Problems and tasks
A. Decide whether each statement agrees with the article on change management KPIs below. Answer yes or no for each and quote the deciding words. (i) Change rejection rate counts proposed changes that are rejected or never implemented. (ii) KPIs play only a minor part in measuring the success of change management initiatives. (iii) The article presents nine KPIs and metrics.
B. Carry on the article on change management KPIs below from the point where it stops, starting with the next part of its list of issues behind high change reject rates.

Passage
————————

9 Change Management KPIs & Metrics to Track in 2023

9 Change Management KPIs & Metrics to Track

Change is an inevitable and constant aspect of any organization’s growth and evolution. To successfully navigate these transformative journeys, businesses need an effective change management strategy in place. 

KPIs play a pivotal role in measuring the success and impact of change management initiatives. These metrics provide valuable insights into the effectiveness of change efforts, the level of employee engagement and adoption, and the overall progress toward desired outcomes.

In this article, we’ll discuss common change management metrics to track and how to develop your change KPIs, as well as how these KPIs and metrics help overcome process inconsistencies, provide agility, keep your change projects on track, and achieve your intended outcomes.

9 Must-Track Change Management KPIs & Metrics

Here are nine of the most common (and useful) KPIs and metrics for organizations to track their change management success:

1. Change rejection rate

Change reject rates measure the number of proposed changes that are rejected or never implemented. It helps track the level of internal resistance, obstacles, or challenges faced during an organization’s change process – often all caused by more deep-rooted issues such as company culture, structure, undertrained employees, or outdated technologies.

High change reject rates can indicate organizational or change-specific issues such as:

  • Poor change design: Proposed changes may not be well-designed or may not adequately address the issues they’re meant to resolve.

————————

Labeled box records
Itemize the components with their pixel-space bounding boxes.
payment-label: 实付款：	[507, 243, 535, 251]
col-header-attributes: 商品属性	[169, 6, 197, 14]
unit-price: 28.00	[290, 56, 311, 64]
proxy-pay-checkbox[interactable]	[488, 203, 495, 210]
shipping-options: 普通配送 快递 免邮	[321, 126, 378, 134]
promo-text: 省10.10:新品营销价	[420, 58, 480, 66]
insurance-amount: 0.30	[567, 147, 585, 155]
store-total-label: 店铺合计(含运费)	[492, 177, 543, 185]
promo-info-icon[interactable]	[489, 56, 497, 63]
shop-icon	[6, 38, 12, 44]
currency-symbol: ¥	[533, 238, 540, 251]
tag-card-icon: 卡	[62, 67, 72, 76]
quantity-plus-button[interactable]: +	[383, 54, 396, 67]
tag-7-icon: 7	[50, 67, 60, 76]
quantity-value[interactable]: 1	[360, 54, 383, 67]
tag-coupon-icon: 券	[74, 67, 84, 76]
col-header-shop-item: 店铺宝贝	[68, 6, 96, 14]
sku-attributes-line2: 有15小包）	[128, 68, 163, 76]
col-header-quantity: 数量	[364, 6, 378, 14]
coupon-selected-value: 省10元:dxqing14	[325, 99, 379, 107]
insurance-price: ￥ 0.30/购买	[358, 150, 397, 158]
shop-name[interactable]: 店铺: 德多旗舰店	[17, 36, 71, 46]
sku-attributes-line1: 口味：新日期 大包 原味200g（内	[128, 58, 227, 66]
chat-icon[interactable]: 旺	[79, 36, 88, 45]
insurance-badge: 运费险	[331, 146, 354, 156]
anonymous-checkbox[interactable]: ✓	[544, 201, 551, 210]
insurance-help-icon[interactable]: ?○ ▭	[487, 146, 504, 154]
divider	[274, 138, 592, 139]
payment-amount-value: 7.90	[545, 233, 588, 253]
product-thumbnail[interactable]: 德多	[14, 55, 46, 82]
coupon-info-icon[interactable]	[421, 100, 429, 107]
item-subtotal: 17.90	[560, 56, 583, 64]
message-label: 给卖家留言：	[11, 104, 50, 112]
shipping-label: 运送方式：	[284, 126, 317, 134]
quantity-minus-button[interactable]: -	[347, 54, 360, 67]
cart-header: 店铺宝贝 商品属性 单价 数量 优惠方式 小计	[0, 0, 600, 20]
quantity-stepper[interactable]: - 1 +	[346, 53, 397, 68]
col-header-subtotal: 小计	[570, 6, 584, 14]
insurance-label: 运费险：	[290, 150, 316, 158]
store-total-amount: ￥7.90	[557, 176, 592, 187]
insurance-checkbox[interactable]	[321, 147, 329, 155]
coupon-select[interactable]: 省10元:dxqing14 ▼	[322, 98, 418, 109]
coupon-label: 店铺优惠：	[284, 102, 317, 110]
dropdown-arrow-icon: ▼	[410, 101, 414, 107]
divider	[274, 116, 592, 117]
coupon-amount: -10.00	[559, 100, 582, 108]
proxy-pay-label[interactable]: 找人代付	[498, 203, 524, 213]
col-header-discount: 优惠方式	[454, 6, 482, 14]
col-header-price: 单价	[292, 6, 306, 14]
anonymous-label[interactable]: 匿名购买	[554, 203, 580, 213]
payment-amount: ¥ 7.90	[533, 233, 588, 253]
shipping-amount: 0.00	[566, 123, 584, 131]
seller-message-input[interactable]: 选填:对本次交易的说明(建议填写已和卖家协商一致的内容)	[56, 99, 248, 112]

————————

Per-task outputs
A.
(i) Yes: "Change reject rates measure the number of proposed changes that are rejected or never implemented."
(ii) No: "KPIs play a pivotal role in measuring the success and impact of change management initiatives."
(iii) Yes: "Here are nine of the most common (and useful) KPIs and metrics for organizations to track their change management success"

B.
  • Inadequate communication or no justification for change: Key stakeholders may not understand the need for the change or how it will benefit them and the organization.
  • Lack of stakeholder engagement: Those who are affected by the change may not have been adequately involved in the change process, leading to a lack of ownership and acceptance, high resistance to change from those most impacted by it, and team members who are not properly skilled to implement the change.
  • Insufficient training and support: There may not be enough resources (such as time, money, and personnel) to effectively implement a change. This also includes organizations failing to properly upskill employees or provide change management training to support the change.

Monitoring and analyzing your change rejection rate helps identify these potential barriers, among others, to successfully drive change implementation. By addressing these issues, organizations can improve their change management processes, increase stakeholder acceptance, and more effectively achieve their strategic goals.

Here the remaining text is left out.